**Objective**
Identify every line containing the word "Säffle" and reproduce each one.
[Start of Information shown]
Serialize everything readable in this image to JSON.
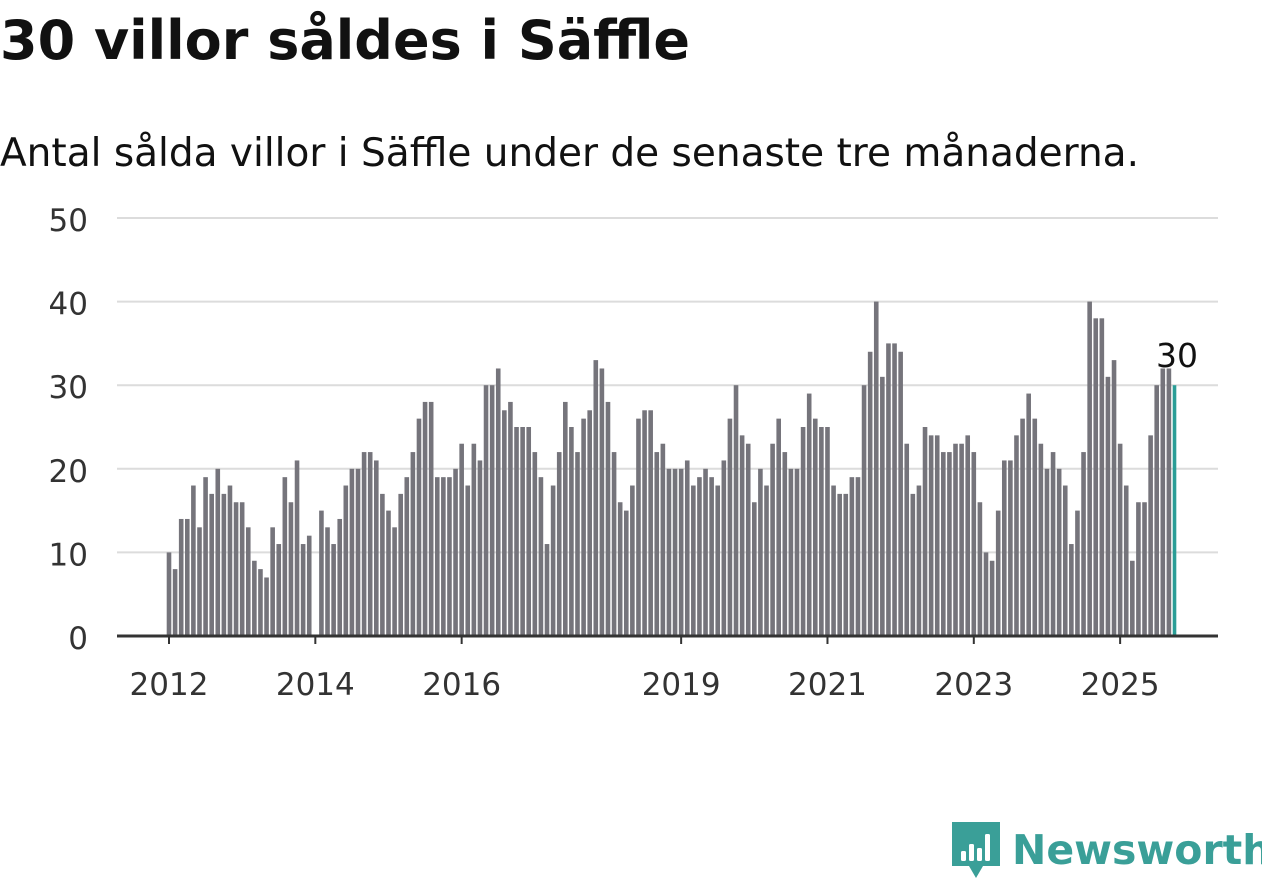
{
  "title": "30 villor såldes i Säffle",
  "subtitle": "Antal sålda villor i Säffle under de senaste tre månaderna.",
  "logo": {
    "text": "Newsworthy",
    "icon": "bar-chart-badge-icon",
    "color": "#3a9f98"
  },
  "colors": {
    "bar": "#75747b",
    "highlight": "#2a9d96",
    "grid": "#dcdcdc",
    "axis": "#333333"
  },
  "chart_data": {
    "type": "bar",
    "x_start": "2012-01",
    "ylim": [
      0,
      50
    ],
    "yticks": [
      0,
      10,
      20,
      30,
      40,
      50
    ],
    "xticks": [
      "2012",
      "2014",
      "2016",
      "2019",
      "2021",
      "2023",
      "2025"
    ],
    "grid": true,
    "highlight_last": true,
    "last_label": "30",
    "values": [
      10,
      8,
      14,
      14,
      18,
      13,
      19,
      17,
      20,
      17,
      18,
      16,
      16,
      13,
      9,
      8,
      7,
      13,
      11,
      19,
      16,
      21,
      11,
      12,
      0,
      15,
      13,
      11,
      14,
      18,
      20,
      20,
      22,
      22,
      21,
      17,
      15,
      13,
      17,
      19,
      22,
      26,
      28,
      28,
      19,
      19,
      19,
      20,
      23,
      18,
      23,
      21,
      30,
      30,
      32,
      27,
      28,
      25,
      25,
      25,
      22,
      19,
      11,
      18,
      22,
      28,
      25,
      22,
      26,
      27,
      33,
      32,
      28,
      22,
      16,
      15,
      18,
      26,
      27,
      27,
      22,
      23,
      20,
      20,
      20,
      21,
      18,
      19,
      20,
      19,
      18,
      21,
      26,
      30,
      24,
      23,
      16,
      20,
      18,
      23,
      26,
      22,
      20,
      20,
      25,
      29,
      26,
      25,
      25,
      18,
      17,
      17,
      19,
      19,
      30,
      34,
      40,
      31,
      35,
      35,
      34,
      23,
      17,
      18,
      25,
      24,
      24,
      22,
      22,
      23,
      23,
      24,
      22,
      16,
      10,
      9,
      15,
      21,
      21,
      24,
      26,
      29,
      26,
      23,
      20,
      22,
      20,
      18,
      11,
      15,
      22,
      40,
      38,
      38,
      31,
      33,
      23,
      18,
      9,
      16,
      16,
      24,
      30,
      32,
      32,
      30
    ]
  }
}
[End of Information shown]
**Written answer**
  "title": "30 villor såldes i Säffle",
  "subtitle": "Antal sålda villor i Säffle under de senaste tre månaderna.",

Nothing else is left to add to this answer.